[Collected data]
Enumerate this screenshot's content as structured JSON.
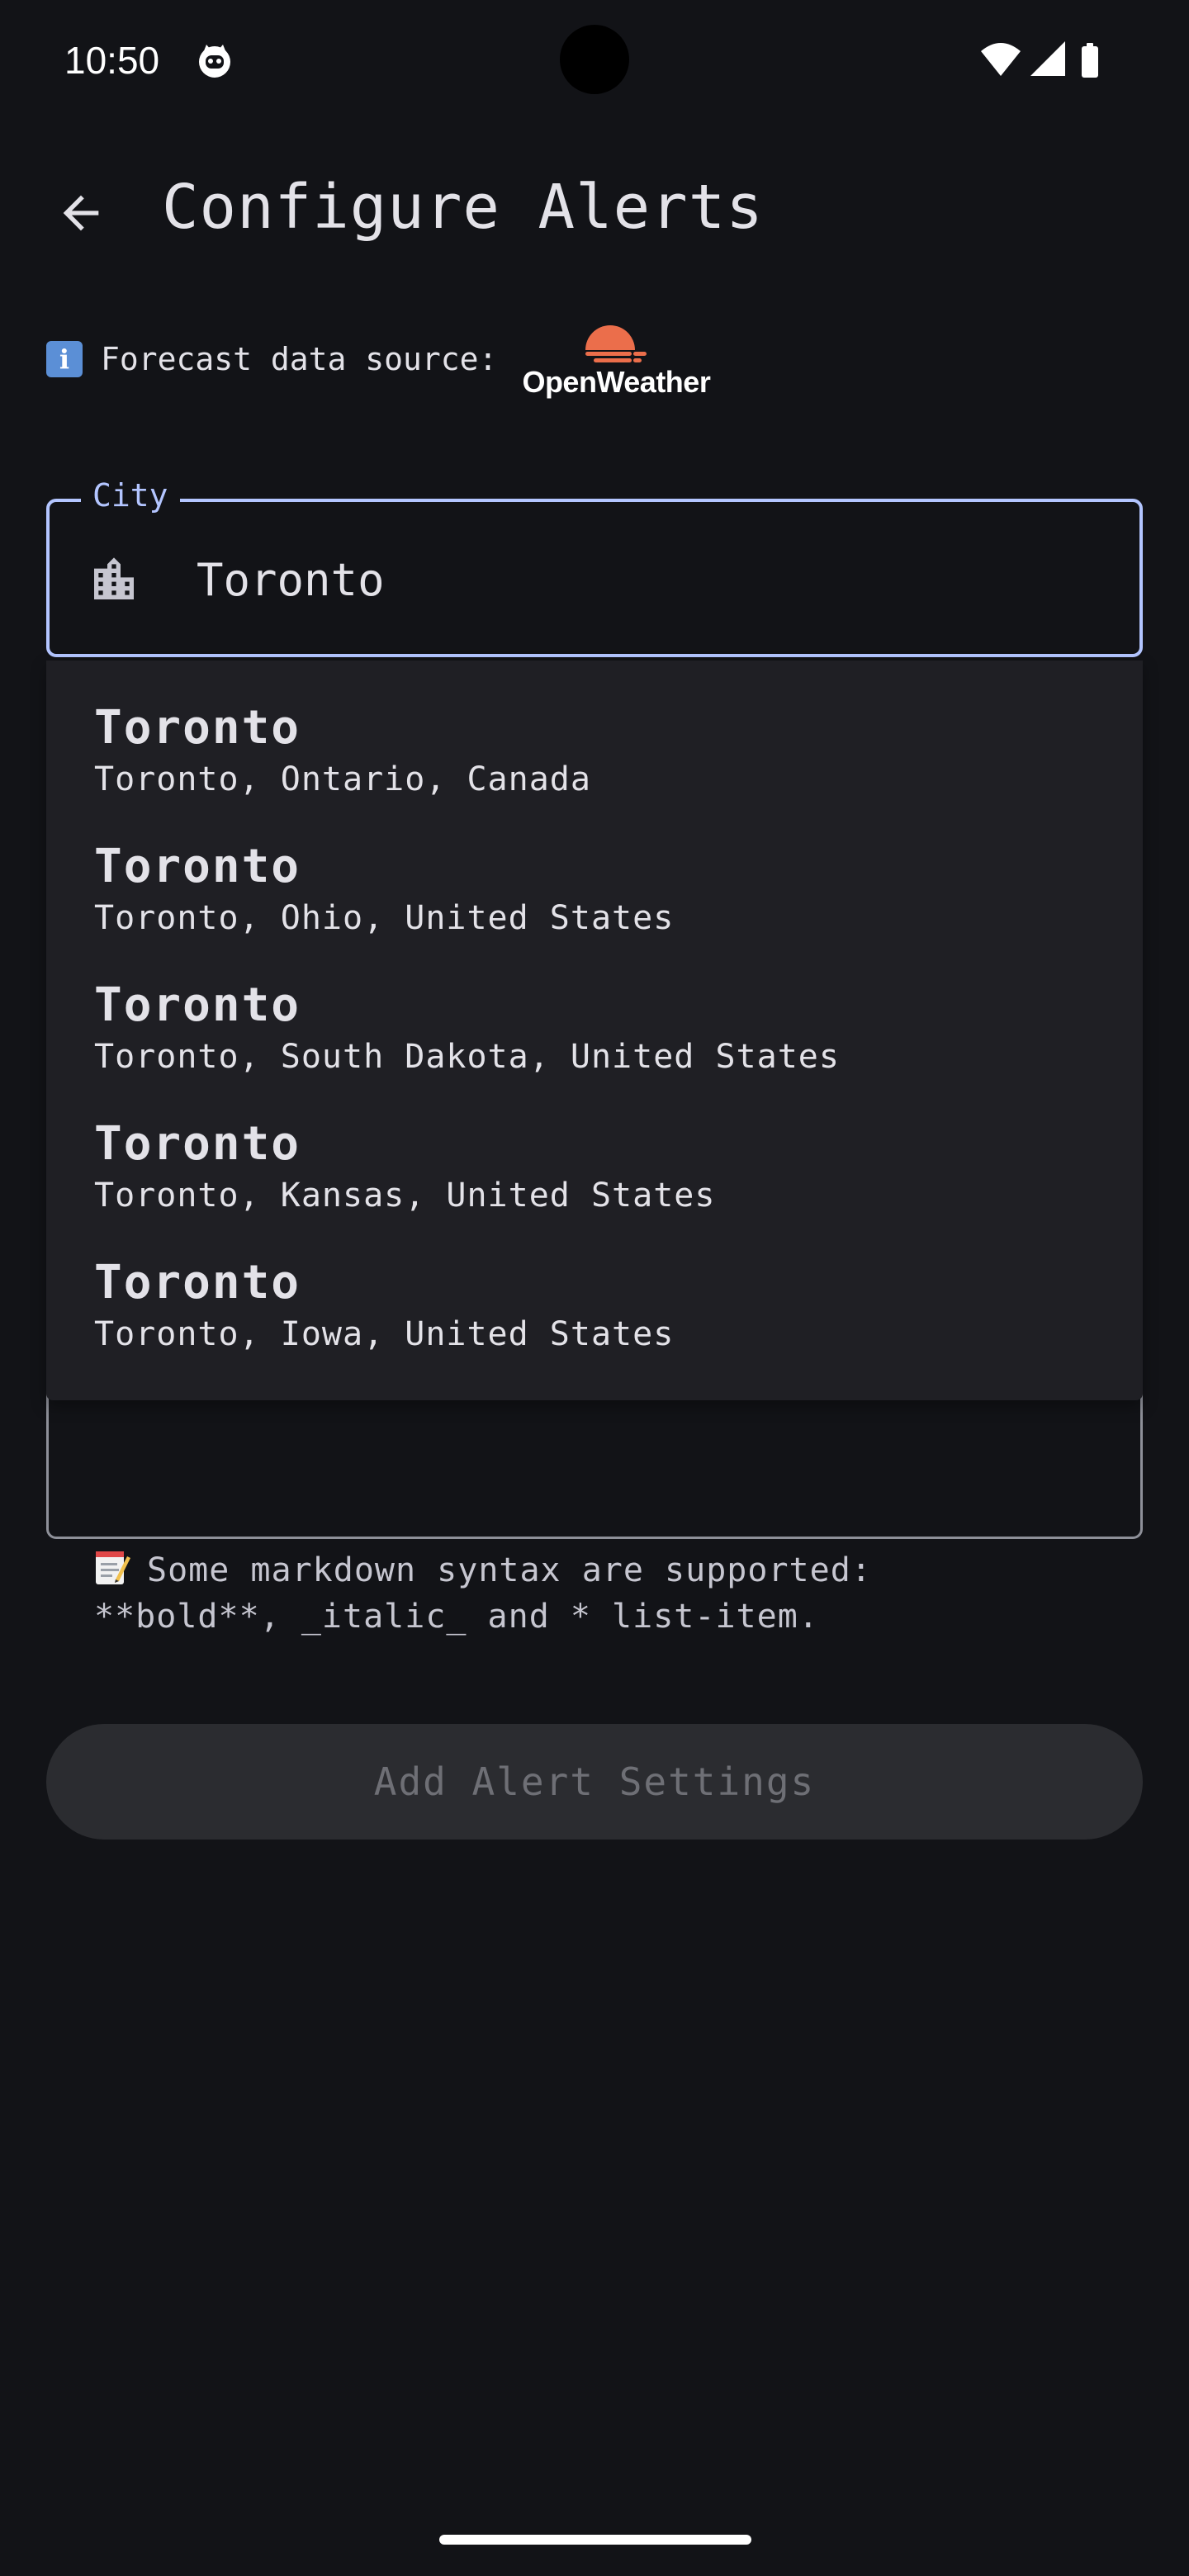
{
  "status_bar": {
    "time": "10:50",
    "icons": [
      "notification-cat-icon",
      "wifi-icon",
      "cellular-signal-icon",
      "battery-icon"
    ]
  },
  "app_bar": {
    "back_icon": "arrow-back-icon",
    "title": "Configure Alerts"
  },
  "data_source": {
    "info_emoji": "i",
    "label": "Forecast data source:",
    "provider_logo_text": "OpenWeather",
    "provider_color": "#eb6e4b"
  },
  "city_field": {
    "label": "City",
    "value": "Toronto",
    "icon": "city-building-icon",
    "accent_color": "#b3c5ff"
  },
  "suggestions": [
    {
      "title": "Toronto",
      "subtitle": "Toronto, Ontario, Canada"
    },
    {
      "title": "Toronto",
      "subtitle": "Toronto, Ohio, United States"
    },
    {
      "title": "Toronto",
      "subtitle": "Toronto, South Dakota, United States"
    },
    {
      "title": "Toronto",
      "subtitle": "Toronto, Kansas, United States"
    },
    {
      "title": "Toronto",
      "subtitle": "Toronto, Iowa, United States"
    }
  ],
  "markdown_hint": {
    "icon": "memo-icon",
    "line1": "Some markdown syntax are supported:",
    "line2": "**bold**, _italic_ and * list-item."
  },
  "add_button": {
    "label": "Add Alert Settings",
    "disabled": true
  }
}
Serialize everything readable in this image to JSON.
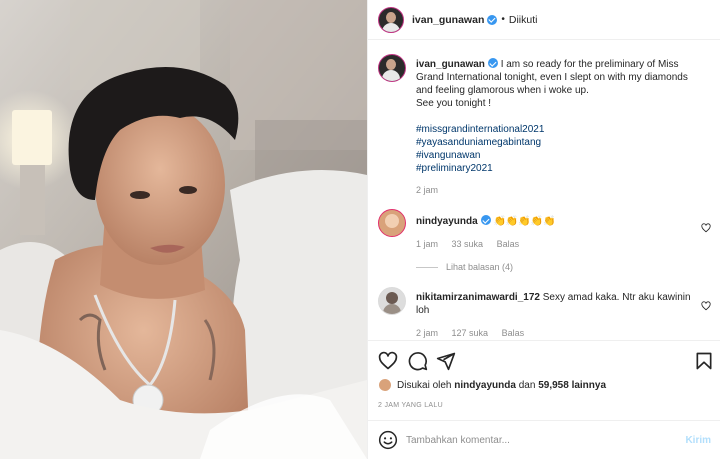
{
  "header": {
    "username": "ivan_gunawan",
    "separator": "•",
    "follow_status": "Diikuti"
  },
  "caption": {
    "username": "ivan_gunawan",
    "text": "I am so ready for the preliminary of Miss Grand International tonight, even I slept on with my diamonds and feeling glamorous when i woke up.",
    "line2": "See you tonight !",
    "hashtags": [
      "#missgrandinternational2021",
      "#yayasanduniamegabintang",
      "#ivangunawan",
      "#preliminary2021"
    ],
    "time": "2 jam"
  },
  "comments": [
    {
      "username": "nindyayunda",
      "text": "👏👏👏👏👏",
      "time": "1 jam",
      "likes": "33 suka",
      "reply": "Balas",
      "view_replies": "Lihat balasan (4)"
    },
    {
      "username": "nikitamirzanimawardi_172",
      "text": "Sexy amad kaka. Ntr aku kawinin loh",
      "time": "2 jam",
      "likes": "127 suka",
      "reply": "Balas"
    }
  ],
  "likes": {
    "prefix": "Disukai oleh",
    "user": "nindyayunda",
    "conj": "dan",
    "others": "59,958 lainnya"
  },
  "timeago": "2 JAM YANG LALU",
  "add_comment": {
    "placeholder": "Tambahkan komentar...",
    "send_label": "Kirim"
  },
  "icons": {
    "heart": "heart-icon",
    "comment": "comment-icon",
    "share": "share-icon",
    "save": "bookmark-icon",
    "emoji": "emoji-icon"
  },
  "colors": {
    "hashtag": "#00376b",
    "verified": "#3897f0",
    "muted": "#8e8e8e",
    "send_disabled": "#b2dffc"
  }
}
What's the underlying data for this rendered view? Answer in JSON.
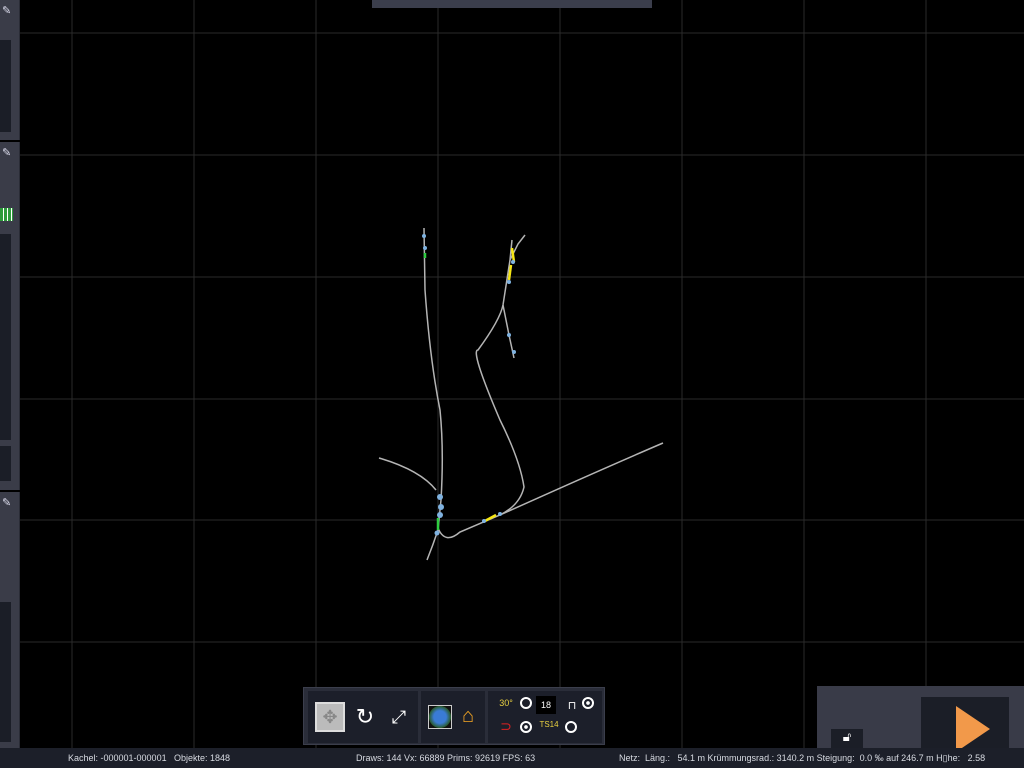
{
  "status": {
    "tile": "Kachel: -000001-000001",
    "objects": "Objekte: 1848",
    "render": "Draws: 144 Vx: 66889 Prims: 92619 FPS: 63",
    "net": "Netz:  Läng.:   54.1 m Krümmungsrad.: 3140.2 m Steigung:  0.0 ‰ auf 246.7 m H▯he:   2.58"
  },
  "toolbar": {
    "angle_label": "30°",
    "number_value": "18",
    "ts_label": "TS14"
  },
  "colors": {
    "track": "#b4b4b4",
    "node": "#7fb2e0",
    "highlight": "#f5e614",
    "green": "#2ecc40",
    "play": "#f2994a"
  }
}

■ REQUIREMENTS ■
Starting at the line with "What's the underlying", output each line through the final one of the listing above, and nothing else. Pictures are to be left out.

■ TASK OUTPUT ■
What's the underlying data for this rendered view? Answer in JSON.
{
  "status": {
    "tile": "Kachel: -000001-000001",
    "objects": "Objekte: 1848",
    "render": "Draws: 144 Vx: 66889 Prims: 92619 FPS: 63",
    "net": "Netz:  Läng.:   54.1 m Krümmungsrad.: 3140.2 m Steigung:  0.0 ‰ auf 246.7 m H▯he:   2.58"
  },
  "toolbar": {
    "angle_label": "30°",
    "number_value": "18",
    "ts_label": "TS14"
  },
  "colors": {
    "track": "#b4b4b4",
    "node": "#7fb2e0",
    "highlight": "#f5e614",
    "green": "#2ecc40",
    "play": "#f2994a"
  }
}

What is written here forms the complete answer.